> _WHAT IS BEING ASKED_
State how many lines hold the string "apăsării". Give the number and nothing else.

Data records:
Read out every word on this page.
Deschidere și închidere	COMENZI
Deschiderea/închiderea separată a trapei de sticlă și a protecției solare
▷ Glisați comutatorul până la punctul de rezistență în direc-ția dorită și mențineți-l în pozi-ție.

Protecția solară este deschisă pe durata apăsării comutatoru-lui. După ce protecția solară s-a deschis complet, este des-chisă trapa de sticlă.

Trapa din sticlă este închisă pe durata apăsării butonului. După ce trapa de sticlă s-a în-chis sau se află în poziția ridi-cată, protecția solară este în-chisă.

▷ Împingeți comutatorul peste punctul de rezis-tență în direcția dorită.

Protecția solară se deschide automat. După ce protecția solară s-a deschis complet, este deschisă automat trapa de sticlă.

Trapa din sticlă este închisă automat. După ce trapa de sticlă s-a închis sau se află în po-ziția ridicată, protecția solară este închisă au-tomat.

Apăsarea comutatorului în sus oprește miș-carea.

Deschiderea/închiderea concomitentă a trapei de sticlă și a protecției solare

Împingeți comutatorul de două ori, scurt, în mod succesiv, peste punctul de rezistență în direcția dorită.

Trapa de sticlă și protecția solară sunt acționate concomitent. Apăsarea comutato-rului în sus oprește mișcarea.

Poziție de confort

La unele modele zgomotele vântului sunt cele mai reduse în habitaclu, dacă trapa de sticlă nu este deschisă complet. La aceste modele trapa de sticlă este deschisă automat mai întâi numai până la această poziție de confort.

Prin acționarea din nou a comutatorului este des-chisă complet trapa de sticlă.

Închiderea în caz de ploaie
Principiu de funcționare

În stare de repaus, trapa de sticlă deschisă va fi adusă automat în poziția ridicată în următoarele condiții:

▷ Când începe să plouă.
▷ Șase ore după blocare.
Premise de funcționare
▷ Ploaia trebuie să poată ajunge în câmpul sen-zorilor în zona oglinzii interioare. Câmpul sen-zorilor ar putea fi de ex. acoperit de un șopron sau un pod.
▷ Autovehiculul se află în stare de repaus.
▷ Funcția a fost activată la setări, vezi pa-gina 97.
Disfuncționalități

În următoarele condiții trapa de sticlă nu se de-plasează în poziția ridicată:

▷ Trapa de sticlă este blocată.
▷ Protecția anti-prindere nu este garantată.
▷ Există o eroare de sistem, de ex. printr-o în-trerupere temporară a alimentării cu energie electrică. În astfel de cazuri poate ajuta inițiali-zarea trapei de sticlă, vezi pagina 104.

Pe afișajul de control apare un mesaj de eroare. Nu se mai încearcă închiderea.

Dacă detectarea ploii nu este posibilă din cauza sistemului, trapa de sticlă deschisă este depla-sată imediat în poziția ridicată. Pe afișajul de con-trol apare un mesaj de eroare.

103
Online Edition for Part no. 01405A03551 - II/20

> _FULL OUTPUT_
2